**SOURCE TEXT:**
'''

Este artículo ha sido traducido por nosotros en Español
NEW BRUNSWICK, NJ–Another victim of wage theft has successfully recovered unpaid wages dating back to 2010 under the New Brunswick Wage Theft Ordinance.
When Irene Lopez left her position at La Hacienda Food and Grocery Store at 251 French Street in 2010, she requested that the balance of her wages be paid upon her departure.
But she did not receive them.
“From the moment I left, I asked for what was owed and they said they weren’t going to pay me anything.” Lopez told New Brunswick Today with the assistance of a translator.
Lopez soon realized that speaking with her former employer would not resolve her wage dispute, so she initiated a formal complaint in court.
According to court documents, a judgment dated September 9, 2011 awarded Lopez an amount of $10,057.

'''

**AVAILABLE DATA:**

'''

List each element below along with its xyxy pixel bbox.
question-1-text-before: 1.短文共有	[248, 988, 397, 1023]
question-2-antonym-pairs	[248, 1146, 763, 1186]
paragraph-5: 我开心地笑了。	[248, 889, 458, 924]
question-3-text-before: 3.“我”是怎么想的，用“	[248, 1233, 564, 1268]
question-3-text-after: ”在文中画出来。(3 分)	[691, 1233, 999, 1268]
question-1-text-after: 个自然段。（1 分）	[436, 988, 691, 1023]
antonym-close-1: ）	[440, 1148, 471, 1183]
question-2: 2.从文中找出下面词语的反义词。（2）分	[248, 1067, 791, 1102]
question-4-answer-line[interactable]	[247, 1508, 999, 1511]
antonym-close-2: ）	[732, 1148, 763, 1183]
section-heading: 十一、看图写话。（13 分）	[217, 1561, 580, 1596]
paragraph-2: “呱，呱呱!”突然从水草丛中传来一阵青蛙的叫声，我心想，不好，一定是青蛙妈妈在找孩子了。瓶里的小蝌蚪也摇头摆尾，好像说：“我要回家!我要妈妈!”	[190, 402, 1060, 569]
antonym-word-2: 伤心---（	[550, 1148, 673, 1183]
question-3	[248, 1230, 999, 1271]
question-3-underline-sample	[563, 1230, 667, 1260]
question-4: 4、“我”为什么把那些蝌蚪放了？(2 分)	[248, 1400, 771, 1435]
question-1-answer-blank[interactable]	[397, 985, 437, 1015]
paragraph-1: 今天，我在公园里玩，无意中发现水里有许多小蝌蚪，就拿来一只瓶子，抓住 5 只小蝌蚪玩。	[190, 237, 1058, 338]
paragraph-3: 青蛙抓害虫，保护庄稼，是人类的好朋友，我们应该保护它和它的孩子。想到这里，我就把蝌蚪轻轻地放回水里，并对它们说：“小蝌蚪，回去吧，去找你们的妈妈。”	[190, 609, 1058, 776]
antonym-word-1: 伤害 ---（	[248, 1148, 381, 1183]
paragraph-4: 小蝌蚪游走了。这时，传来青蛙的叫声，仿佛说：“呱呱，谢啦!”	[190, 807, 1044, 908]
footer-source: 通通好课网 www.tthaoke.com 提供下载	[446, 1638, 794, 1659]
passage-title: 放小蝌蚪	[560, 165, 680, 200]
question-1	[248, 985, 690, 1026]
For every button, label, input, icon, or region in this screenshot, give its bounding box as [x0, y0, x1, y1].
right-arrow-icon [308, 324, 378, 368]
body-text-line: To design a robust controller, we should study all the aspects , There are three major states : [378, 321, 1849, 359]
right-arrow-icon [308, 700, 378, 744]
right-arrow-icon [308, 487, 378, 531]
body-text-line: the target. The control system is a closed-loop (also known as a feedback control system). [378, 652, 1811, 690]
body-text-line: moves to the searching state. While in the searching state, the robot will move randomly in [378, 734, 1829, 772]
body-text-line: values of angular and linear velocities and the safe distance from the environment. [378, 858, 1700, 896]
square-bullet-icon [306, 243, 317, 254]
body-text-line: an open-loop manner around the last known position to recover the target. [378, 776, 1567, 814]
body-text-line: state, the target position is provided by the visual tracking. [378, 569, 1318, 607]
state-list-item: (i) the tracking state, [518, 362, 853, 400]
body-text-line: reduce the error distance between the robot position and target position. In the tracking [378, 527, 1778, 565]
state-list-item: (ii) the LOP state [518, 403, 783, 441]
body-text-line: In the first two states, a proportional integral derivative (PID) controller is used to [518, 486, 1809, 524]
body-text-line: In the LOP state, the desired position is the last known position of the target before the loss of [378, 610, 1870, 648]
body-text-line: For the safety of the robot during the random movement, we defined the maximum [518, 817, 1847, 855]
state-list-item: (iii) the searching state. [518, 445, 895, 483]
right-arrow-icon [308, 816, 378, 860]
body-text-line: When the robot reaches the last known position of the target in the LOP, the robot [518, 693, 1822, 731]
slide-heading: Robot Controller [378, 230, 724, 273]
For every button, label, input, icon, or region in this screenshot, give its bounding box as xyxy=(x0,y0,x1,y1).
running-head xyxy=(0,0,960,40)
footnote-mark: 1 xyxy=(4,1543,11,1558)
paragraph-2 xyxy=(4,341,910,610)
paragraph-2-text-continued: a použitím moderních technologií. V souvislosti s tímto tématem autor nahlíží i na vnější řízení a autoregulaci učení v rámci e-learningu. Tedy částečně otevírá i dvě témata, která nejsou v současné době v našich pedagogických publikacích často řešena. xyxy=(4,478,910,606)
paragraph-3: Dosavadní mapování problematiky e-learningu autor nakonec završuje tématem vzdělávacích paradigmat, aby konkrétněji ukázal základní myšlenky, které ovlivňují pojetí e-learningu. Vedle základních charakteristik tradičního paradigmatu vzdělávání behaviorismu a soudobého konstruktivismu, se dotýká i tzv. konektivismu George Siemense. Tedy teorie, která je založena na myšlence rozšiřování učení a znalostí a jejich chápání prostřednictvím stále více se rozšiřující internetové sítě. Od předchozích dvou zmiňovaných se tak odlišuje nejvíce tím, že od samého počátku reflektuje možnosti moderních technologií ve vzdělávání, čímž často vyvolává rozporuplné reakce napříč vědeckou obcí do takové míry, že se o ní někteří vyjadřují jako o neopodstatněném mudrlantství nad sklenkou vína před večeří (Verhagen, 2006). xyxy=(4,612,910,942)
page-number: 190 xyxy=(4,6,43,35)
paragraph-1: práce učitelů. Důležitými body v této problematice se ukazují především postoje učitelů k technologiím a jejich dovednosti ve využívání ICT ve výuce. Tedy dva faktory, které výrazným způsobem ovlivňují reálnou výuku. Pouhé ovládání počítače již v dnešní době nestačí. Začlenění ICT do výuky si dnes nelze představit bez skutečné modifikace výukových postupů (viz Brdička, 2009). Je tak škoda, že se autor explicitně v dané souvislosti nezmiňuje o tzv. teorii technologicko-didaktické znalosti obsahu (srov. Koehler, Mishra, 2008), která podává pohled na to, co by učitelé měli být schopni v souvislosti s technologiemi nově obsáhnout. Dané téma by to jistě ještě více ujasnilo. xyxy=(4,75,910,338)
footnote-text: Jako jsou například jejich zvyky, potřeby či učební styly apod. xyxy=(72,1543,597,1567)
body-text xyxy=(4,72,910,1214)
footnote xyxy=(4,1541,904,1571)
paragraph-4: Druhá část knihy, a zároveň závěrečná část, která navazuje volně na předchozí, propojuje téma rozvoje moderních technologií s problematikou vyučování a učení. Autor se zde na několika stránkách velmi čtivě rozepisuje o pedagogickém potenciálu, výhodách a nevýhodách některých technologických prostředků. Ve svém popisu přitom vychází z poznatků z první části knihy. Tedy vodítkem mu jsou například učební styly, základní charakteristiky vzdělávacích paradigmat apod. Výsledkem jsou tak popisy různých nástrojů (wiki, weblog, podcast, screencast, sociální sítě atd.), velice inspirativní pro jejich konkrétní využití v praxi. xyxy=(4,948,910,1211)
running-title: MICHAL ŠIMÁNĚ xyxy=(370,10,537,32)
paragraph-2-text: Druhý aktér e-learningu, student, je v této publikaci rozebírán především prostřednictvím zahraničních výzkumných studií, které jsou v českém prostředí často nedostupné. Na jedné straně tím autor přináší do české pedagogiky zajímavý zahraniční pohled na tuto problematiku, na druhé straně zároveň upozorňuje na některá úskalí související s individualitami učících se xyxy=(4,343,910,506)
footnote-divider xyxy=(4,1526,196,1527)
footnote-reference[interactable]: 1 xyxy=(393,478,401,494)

'''

**WORK TO COMPLETE:**
1. Copy the wage theft article between "When Irene Lopez" and "of a translator.", inclusive, and swap "wages" for "pay".
2. According to the wage theft article, what amount did the judgment dated September 9, 2011 award Lopez?
The material after the wage theft article is separate from it.

**ANSWERS FOR THE EXERCISE:**
1.
When Irene Lopez left her position at La Hacienda Food and Grocery Store at 251 French Street in 2010, she requested that the balance of her pay be paid upon her departure.
But she did not receive them.
“From the moment I left, I asked for what was owed and they said they weren’t going to pay me anything.” Lopez told New Brunswick Today with the assistance of a translator.

2. $10,057